Goal of the exercise
For this exercise, copy out each line of the material below that includes "объекта".

Information provided
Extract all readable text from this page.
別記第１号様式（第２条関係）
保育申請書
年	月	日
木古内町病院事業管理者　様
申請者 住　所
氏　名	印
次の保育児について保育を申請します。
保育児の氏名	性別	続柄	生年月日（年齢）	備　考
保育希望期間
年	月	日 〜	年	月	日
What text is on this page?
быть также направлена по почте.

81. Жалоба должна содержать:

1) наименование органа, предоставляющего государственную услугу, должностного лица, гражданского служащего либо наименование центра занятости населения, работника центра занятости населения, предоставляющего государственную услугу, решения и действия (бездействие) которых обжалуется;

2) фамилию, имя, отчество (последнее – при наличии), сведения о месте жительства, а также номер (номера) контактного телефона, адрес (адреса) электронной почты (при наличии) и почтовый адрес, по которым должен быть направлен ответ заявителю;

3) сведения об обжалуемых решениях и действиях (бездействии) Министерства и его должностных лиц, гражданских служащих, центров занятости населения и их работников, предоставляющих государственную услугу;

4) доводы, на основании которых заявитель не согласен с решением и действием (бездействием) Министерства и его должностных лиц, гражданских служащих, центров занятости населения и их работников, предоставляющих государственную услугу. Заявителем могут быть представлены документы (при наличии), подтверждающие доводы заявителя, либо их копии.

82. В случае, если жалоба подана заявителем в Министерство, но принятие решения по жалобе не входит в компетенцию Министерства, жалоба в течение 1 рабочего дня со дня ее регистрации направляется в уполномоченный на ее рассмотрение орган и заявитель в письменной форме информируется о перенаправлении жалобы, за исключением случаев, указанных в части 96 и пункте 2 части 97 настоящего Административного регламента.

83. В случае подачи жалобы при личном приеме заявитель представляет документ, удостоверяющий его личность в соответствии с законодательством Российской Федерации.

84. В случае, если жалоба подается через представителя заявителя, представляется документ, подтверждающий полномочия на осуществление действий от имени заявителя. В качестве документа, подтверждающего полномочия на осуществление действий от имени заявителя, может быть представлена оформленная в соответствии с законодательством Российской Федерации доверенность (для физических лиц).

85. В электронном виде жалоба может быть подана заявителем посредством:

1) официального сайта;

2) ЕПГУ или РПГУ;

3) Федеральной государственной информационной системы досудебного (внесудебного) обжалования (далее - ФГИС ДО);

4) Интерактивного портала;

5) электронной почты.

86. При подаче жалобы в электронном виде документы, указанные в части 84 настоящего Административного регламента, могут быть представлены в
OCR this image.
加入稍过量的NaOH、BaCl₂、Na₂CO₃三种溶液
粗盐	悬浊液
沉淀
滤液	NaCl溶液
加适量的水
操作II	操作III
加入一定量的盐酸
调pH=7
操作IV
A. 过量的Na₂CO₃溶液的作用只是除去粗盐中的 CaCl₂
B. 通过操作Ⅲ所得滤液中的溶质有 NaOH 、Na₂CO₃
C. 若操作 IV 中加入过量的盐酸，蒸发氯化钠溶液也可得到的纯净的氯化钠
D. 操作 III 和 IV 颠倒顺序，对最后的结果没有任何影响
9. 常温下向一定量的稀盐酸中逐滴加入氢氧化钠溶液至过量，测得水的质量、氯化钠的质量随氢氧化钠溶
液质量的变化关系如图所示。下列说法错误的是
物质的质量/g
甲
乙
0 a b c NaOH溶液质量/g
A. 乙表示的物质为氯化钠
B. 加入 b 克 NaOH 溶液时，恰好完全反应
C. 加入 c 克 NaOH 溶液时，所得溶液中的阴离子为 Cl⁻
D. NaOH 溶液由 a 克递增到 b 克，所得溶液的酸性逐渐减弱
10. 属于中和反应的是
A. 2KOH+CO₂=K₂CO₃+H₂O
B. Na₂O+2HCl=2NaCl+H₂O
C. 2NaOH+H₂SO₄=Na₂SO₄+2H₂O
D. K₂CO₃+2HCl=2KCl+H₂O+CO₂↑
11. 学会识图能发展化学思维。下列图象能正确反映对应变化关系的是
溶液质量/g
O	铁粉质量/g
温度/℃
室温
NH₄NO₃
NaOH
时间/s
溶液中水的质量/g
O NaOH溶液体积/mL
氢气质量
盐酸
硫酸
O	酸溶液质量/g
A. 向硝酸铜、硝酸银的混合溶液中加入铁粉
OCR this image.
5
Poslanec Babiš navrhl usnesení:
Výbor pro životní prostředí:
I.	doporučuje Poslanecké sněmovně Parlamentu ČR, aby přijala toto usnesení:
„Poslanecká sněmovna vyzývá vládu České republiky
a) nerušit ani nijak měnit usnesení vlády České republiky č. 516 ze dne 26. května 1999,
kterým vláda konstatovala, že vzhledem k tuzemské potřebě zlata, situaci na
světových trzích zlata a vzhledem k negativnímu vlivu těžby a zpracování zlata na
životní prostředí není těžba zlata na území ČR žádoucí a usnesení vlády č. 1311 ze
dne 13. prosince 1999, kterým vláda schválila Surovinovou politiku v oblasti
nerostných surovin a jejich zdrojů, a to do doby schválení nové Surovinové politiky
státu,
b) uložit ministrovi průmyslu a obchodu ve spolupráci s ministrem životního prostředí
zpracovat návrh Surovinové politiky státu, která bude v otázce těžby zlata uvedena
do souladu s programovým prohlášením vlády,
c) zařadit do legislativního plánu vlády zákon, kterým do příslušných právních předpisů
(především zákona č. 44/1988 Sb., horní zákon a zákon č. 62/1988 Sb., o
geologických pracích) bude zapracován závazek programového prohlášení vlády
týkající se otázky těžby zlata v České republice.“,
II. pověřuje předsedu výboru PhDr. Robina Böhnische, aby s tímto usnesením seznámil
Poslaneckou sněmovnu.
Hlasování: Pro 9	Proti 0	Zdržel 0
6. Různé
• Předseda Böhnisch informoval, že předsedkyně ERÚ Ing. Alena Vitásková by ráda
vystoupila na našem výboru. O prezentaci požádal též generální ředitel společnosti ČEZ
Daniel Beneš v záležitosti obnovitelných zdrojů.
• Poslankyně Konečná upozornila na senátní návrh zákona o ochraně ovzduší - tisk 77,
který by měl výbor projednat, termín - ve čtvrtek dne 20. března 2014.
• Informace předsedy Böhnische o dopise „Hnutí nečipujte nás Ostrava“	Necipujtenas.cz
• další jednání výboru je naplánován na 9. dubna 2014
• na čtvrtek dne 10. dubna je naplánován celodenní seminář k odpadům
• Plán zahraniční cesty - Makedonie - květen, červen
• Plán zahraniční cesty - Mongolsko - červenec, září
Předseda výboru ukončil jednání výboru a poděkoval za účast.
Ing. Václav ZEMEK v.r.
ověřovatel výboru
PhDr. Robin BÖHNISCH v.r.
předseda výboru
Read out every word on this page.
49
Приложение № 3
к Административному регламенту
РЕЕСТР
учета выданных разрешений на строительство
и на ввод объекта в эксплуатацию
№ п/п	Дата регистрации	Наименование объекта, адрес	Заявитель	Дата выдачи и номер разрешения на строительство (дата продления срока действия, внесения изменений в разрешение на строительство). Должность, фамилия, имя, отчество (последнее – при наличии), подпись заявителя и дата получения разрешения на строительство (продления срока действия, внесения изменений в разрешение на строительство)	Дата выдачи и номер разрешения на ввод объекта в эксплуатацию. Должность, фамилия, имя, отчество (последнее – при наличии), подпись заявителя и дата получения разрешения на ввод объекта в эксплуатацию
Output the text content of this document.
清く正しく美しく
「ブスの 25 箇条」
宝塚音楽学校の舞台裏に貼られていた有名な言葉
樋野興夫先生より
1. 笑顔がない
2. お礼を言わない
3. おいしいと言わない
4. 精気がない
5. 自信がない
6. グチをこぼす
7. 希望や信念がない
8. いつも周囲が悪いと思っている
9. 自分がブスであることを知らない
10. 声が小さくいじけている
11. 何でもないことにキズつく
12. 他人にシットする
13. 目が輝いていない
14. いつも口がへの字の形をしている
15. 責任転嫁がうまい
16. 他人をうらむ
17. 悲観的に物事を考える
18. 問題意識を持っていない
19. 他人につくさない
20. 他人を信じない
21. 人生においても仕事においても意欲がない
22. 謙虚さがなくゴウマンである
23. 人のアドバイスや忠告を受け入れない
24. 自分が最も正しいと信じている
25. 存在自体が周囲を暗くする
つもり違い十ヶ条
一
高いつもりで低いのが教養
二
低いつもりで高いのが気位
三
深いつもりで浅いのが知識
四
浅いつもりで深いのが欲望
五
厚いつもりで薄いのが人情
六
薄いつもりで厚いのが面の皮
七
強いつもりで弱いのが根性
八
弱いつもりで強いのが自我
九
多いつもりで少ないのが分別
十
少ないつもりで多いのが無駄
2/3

Final answer
и на ввод объекта в эксплуатацию
№ п/п	Дата регистрации	Наименование объекта, адрес	Заявитель	Дата выдачи и номер разрешения на строительство (дата продления срока действия, внесения изменений в разрешение на строительство). Должность, фамилия, имя, отчество (последнее – при наличии), подпись заявителя и дата получения разрешения на строительство (продления срока действия, внесения изменений в разрешение на строительство)	Дата выдачи и номер разрешения на ввод объекта в эксплуатацию. Должность, фамилия, имя, отчество (последнее – при наличии), подпись заявителя и дата получения разрешения на ввод объекта в эксплуатацию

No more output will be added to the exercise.